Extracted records
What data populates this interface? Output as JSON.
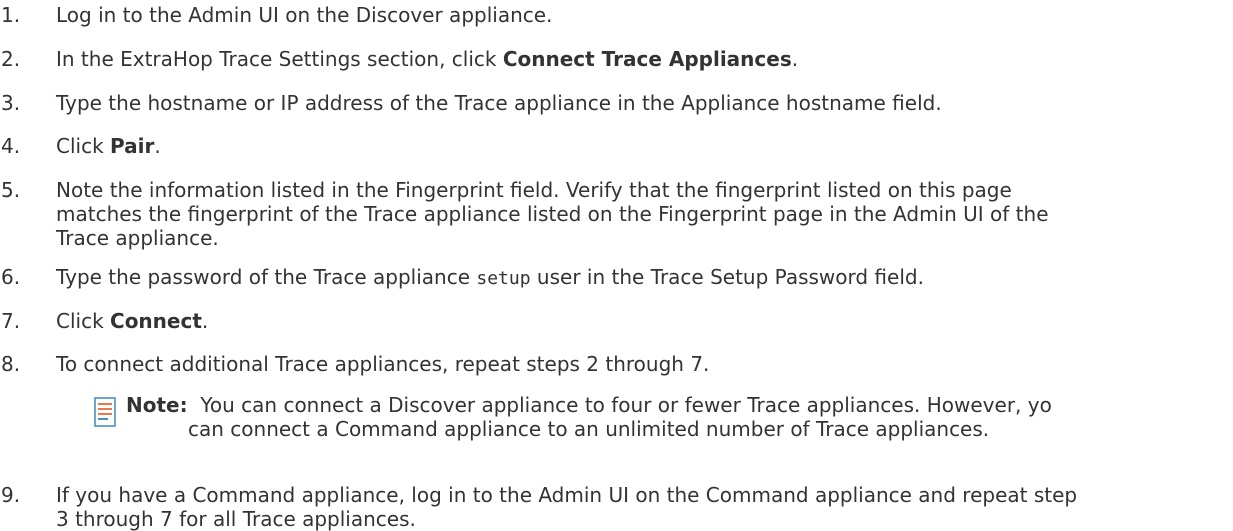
{
  "steps": [
    {
      "num": "1.",
      "parts": [
        "Log in to the Admin UI on the Discover appliance."
      ]
    },
    {
      "num": "2.",
      "pre": "In the ExtraHop Trace Settings section, click ",
      "strong": "Connect Trace Appliances",
      "post": "."
    },
    {
      "num": "3.",
      "text": "Type the hostname or IP address of the Trace appliance in the Appliance hostname field."
    },
    {
      "num": "4.",
      "pre": "Click ",
      "strong": "Pair",
      "post": "."
    },
    {
      "num": "5.",
      "lines": [
        "Note the information listed in the Fingerprint field. Verify that the fingerprint listed on this page",
        "matches the fingerprint of the Trace appliance listed on the Fingerprint page in the Admin UI of the",
        "Trace appliance."
      ]
    },
    {
      "num": "6.",
      "pre": "Type the password of the Trace appliance ",
      "code": "setup",
      "post": " user in the Trace Setup Password field."
    },
    {
      "num": "7.",
      "pre": "Click ",
      "strong": "Connect",
      "post": "."
    },
    {
      "num": "8.",
      "text": "To connect additional Trace appliances, repeat steps 2 through 7."
    },
    {
      "num": "9.",
      "lines": [
        "If you have a Command appliance, log in to the Admin UI on the Command appliance and repeat step",
        "3 through 7 for all Trace appliances."
      ]
    }
  ],
  "note": {
    "label": "Note:",
    "line1": "You can connect a Discover appliance to four or fewer Trace appliances. However, yo",
    "line2": "can connect a Command appliance to an unlimited number of Trace appliances.",
    "icon": "note-icon"
  },
  "colors": {
    "text": "#333333",
    "icon_blue": "#4a90c2",
    "icon_orange": "#e8794a"
  }
}
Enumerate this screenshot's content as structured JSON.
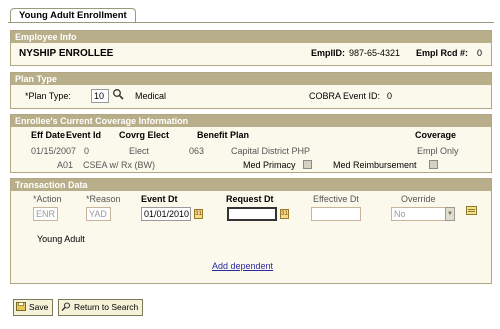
{
  "tab": {
    "label": "Young Adult Enrollment"
  },
  "employee_info": {
    "header": "Employee Info",
    "name": "NYSHIP ENROLLEE",
    "emplid_label": "EmplID:",
    "emplid_value": "987-65-4321",
    "empl_rcd_label": "Empl Rcd #:",
    "empl_rcd_value": "0"
  },
  "plan_type": {
    "header": "Plan Type",
    "label": "*Plan Type:",
    "value": "10",
    "description": "Medical",
    "cobra_label": "COBRA Event ID:",
    "cobra_value": "0"
  },
  "coverage": {
    "header": "Enrollee's Current Coverage Information",
    "col_eff_date": "Eff Date",
    "col_event_id": "Event Id",
    "col_covrg_elect": "Covrg Elect",
    "col_benefit_plan": "Benefit Plan",
    "col_coverage": "Coverage",
    "eff_date": "01/15/2007",
    "event_id": "0",
    "covrg_elect": "Elect",
    "plan_code": "063",
    "plan_name": "Capital District PHP",
    "coverage_value": "Empl Only",
    "option_code": "A01",
    "option_name": "CSEA w/ Rx (BW)",
    "med_primacy_label": "Med Primacy",
    "med_reimb_label": "Med Reimbursement"
  },
  "transaction": {
    "header": "Transaction Data",
    "col_action": "*Action",
    "col_reason": "*Reason",
    "col_event_dt": "Event Dt",
    "col_request_dt": "Request Dt",
    "col_effective_dt": "Effective Dt",
    "col_override": "Override",
    "action_value": "ENR",
    "reason_value": "YAD",
    "event_dt_value": "01/01/2010",
    "request_dt_value": "",
    "effective_dt_value": "",
    "override_value": "No",
    "dependent_name": "Young Adult",
    "add_dependent": "Add dependent"
  },
  "buttons": {
    "save": "Save",
    "return": "Return to Search"
  }
}
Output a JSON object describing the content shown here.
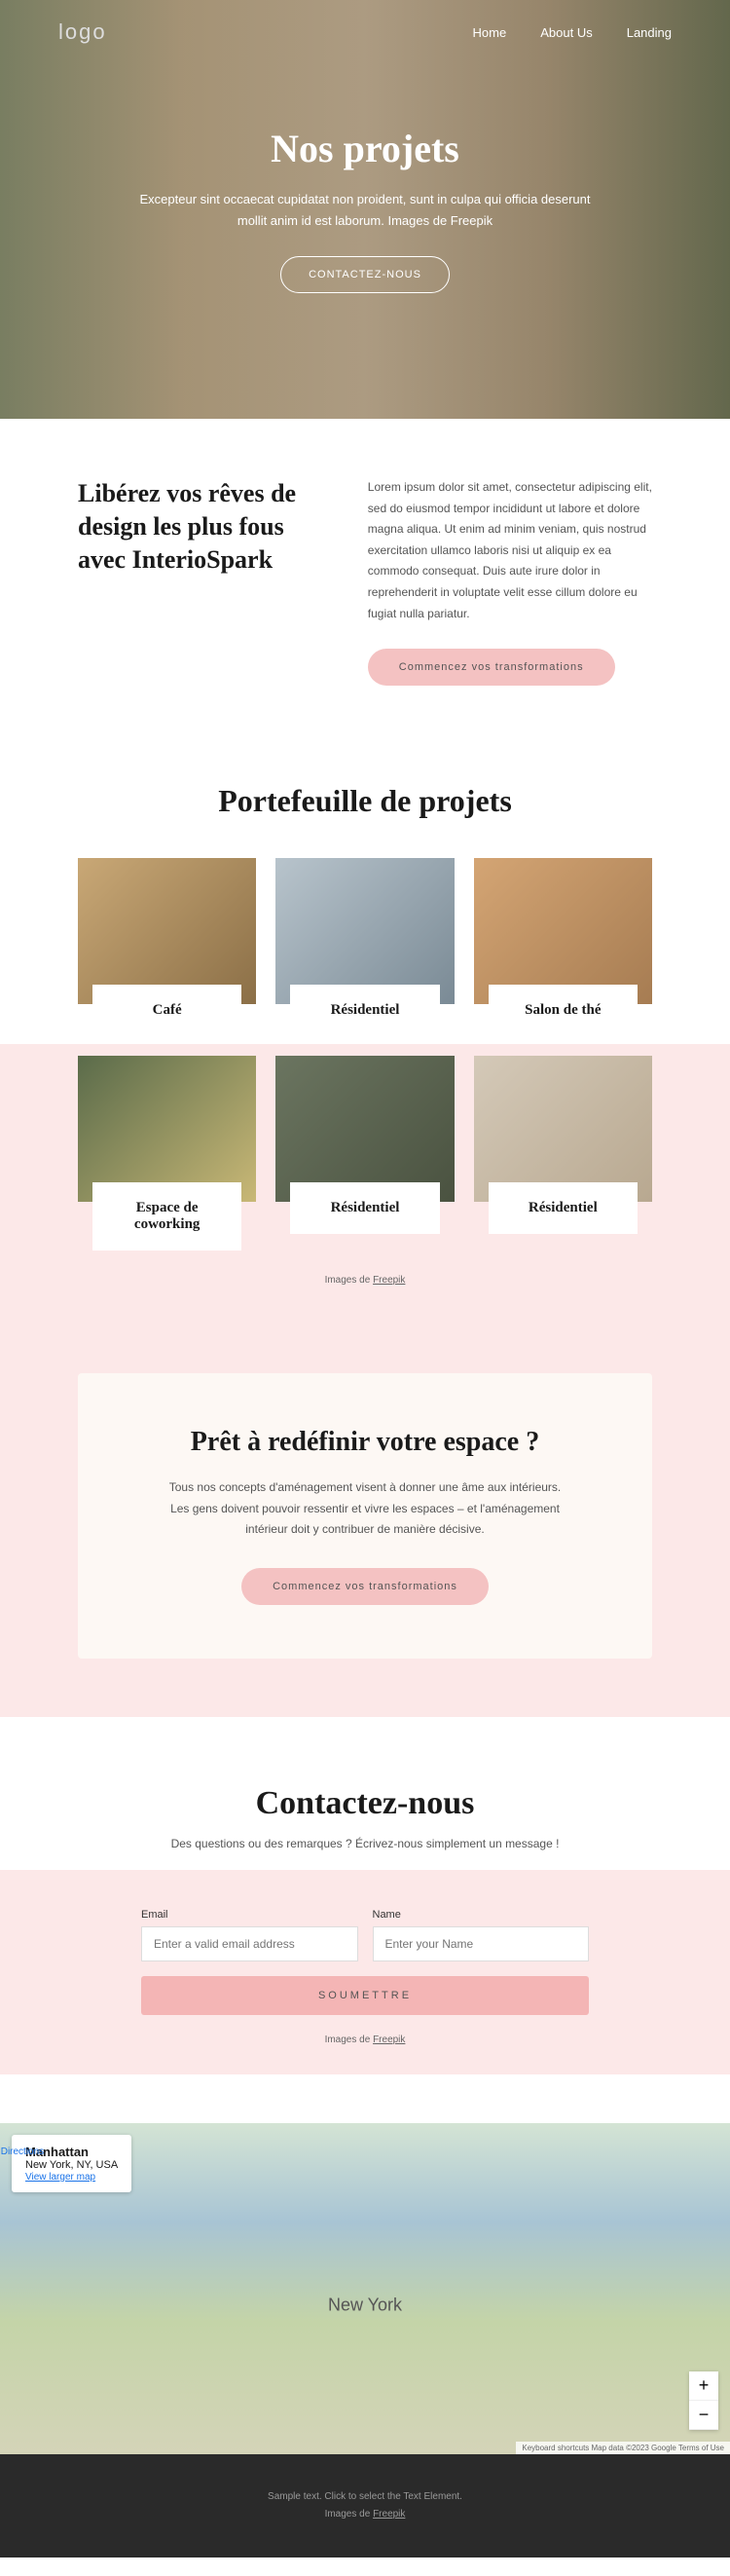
{
  "nav": {
    "logo": "logo",
    "home": "Home",
    "about": "About Us",
    "landing": "Landing"
  },
  "hero": {
    "title": "Nos projets",
    "text": "Excepteur sint occaecat cupidatat non proident, sunt in culpa qui officia deserunt mollit anim id est laborum. Images de Freepik",
    "btn": "CONTACTEZ-NOUS"
  },
  "intro": {
    "title": "Libérez vos rêves de design les plus fous avec InterioSpark",
    "text": "Lorem ipsum dolor sit amet, consectetur adipiscing elit, sed do eiusmod tempor incididunt ut labore et dolore magna aliqua. Ut enim ad minim veniam, quis nostrud exercitation ullamco laboris nisi ut aliquip ex ea commodo consequat. Duis aute irure dolor in reprehenderit in voluptate velit esse cillum dolore eu fugiat nulla pariatur.",
    "btn": "Commencez vos transformations"
  },
  "portfolio": {
    "title": "Portefeuille de projets",
    "items": [
      "Café",
      "Résidentiel",
      "Salon de thé",
      "Espace de coworking",
      "Résidentiel",
      "Résidentiel"
    ],
    "credit_prefix": "Images de ",
    "credit_link": "Freepik"
  },
  "cta": {
    "title": "Prêt à redéfinir votre espace ?",
    "text": "Tous nos concepts d'aménagement visent à donner une âme aux intérieurs. Les gens doivent pouvoir ressentir et vivre les espaces – et l'aménagement intérieur doit y contribuer de manière décisive.",
    "btn": "Commencez vos transformations"
  },
  "contact": {
    "title": "Contactez-nous",
    "sub": "Des questions ou des remarques ? Écrivez-nous simplement un message !",
    "email_label": "Email",
    "email_ph": "Enter a valid email address",
    "name_label": "Name",
    "name_ph": "Enter your Name",
    "submit": "SOUMETTRE",
    "credit_prefix": "Images de ",
    "credit_link": "Freepik"
  },
  "map": {
    "place": "Manhattan",
    "addr": "New York, NY, USA",
    "view": "View larger map",
    "dir": "Directions",
    "city": "New York",
    "attr": "Keyboard shortcuts   Map data ©2023 Google   Terms of Use"
  },
  "footer": {
    "l1": "Sample text. Click to select the Text Element.",
    "l2_prefix": "Images de ",
    "l2_link": "Freepik"
  }
}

Written request: Only lines that contain the word "page" are wanted; copy each of them.

Solution for this task:
        "Note the information listed in the Fingerprint field. Verify that the fingerprint listed on this page",
        "matches the fingerprint of the Trace appliance listed on the Fingerprint page in the Admin UI of the",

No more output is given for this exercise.